TASK DESCRIPTION:
Write out the entire listing below exactly as it appears, minus any pictures.

AVAILABLE DATA:
# # #
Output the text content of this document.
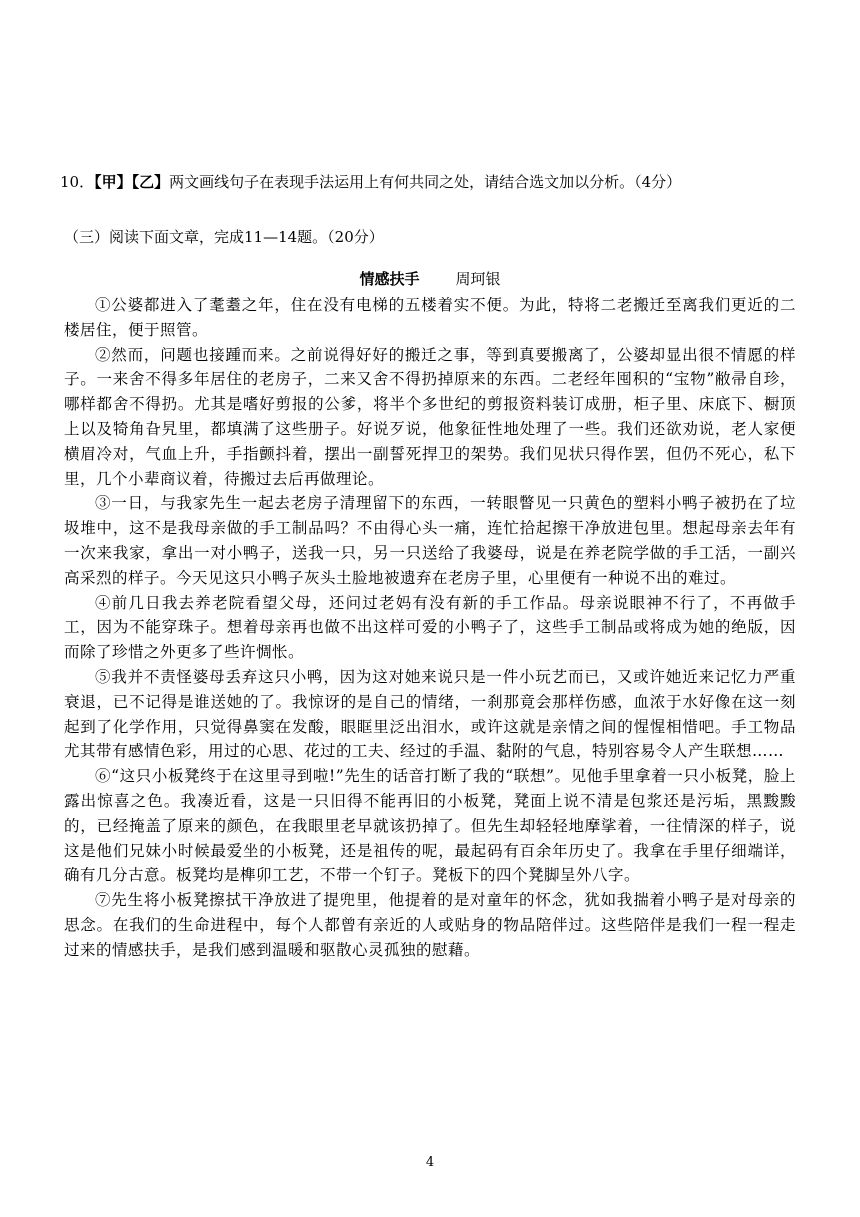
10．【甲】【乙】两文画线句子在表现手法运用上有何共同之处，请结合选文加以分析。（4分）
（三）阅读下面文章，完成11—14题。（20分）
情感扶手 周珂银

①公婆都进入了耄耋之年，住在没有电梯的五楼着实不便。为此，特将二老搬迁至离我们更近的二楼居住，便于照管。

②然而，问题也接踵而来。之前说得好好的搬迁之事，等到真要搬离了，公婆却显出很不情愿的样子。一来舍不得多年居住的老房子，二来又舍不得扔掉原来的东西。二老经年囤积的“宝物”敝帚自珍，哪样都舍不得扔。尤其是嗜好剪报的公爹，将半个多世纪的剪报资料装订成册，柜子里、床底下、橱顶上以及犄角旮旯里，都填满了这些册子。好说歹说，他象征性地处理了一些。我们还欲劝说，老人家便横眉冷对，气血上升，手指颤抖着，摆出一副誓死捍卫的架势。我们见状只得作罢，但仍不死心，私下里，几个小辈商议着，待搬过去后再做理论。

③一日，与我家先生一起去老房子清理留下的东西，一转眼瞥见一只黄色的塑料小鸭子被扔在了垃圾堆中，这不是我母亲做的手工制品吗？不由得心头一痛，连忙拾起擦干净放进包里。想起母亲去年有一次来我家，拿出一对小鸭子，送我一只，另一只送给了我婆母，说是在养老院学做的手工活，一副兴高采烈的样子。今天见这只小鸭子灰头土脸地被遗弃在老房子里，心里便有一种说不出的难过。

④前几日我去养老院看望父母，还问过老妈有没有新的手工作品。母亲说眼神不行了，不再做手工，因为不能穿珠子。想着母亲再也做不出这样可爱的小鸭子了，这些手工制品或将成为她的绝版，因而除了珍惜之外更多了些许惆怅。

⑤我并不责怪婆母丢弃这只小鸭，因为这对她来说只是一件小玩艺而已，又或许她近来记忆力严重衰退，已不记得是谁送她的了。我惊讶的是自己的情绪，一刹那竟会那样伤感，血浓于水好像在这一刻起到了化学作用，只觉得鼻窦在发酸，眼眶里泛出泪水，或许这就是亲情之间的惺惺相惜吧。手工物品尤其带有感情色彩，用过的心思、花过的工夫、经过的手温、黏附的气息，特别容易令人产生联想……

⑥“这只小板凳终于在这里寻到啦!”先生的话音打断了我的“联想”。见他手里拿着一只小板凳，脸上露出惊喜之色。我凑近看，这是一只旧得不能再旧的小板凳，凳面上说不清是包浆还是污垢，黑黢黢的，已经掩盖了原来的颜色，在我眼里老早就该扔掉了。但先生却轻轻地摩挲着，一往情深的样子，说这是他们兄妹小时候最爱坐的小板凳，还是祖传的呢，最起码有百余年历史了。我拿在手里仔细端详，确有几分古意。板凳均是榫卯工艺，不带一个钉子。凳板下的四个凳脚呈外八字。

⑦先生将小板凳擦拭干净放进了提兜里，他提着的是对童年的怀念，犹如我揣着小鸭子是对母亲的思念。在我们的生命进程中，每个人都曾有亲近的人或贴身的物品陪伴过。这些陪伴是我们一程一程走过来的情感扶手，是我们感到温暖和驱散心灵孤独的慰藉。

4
# # #
COMPLETE RESPONSE:
Output the text content of this document.
10．【甲】【乙】两文画线句子在表现手法运用上有何共同之处，请结合选文加以分析。（4分）
（三）阅读下面文章，完成11—14题。（20分）
情感扶手 周珂银

①公婆都进入了耄耋之年，住在没有电梯的五楼着实不便。为此，特将二老搬迁至离我们更近的二楼居住，便于照管。

②然而，问题也接踵而来。之前说得好好的搬迁之事，等到真要搬离了，公婆却显出很不情愿的样子。一来舍不得多年居住的老房子，二来又舍不得扔掉原来的东西。二老经年囤积的“宝物”敝帚自珍，哪样都舍不得扔。尤其是嗜好剪报的公爹，将半个多世纪的剪报资料装订成册，柜子里、床底下、橱顶上以及犄角旮旯里，都填满了这些册子。好说歹说，他象征性地处理了一些。我们还欲劝说，老人家便横眉冷对，气血上升，手指颤抖着，摆出一副誓死捍卫的架势。我们见状只得作罢，但仍不死心，私下里，几个小辈商议着，待搬过去后再做理论。

③一日，与我家先生一起去老房子清理留下的东西，一转眼瞥见一只黄色的塑料小鸭子被扔在了垃圾堆中，这不是我母亲做的手工制品吗？不由得心头一痛，连忙拾起擦干净放进包里。想起母亲去年有一次来我家，拿出一对小鸭子，送我一只，另一只送给了我婆母，说是在养老院学做的手工活，一副兴高采烈的样子。今天见这只小鸭子灰头土脸地被遗弃在老房子里，心里便有一种说不出的难过。

④前几日我去养老院看望父母，还问过老妈有没有新的手工作品。母亲说眼神不行了，不再做手工，因为不能穿珠子。想着母亲再也做不出这样可爱的小鸭子了，这些手工制品或将成为她的绝版，因而除了珍惜之外更多了些许惆怅。

⑤我并不责怪婆母丢弃这只小鸭，因为这对她来说只是一件小玩艺而已，又或许她近来记忆力严重衰退，已不记得是谁送她的了。我惊讶的是自己的情绪，一刹那竟会那样伤感，血浓于水好像在这一刻起到了化学作用，只觉得鼻窦在发酸，眼眶里泛出泪水，或许这就是亲情之间的惺惺相惜吧。手工物品尤其带有感情色彩，用过的心思、花过的工夫、经过的手温、黏附的气息，特别容易令人产生联想……

⑥“这只小板凳终于在这里寻到啦!”先生的话音打断了我的“联想”。见他手里拿着一只小板凳，脸上露出惊喜之色。我凑近看，这是一只旧得不能再旧的小板凳，凳面上说不清是包浆还是污垢，黑黢黢的，已经掩盖了原来的颜色，在我眼里老早就该扔掉了。但先生却轻轻地摩挲着，一往情深的样子，说这是他们兄妹小时候最爱坐的小板凳，还是祖传的呢，最起码有百余年历史了。我拿在手里仔细端详，确有几分古意。板凳均是榫卯工艺，不带一个钉子。凳板下的四个凳脚呈外八字。

⑦先生将小板凳擦拭干净放进了提兜里，他提着的是对童年的怀念，犹如我揣着小鸭子是对母亲的思念。在我们的生命进程中，每个人都曾有亲近的人或贴身的物品陪伴过。这些陪伴是我们一程一程走过来的情感扶手，是我们感到温暖和驱散心灵孤独的慰藉。

4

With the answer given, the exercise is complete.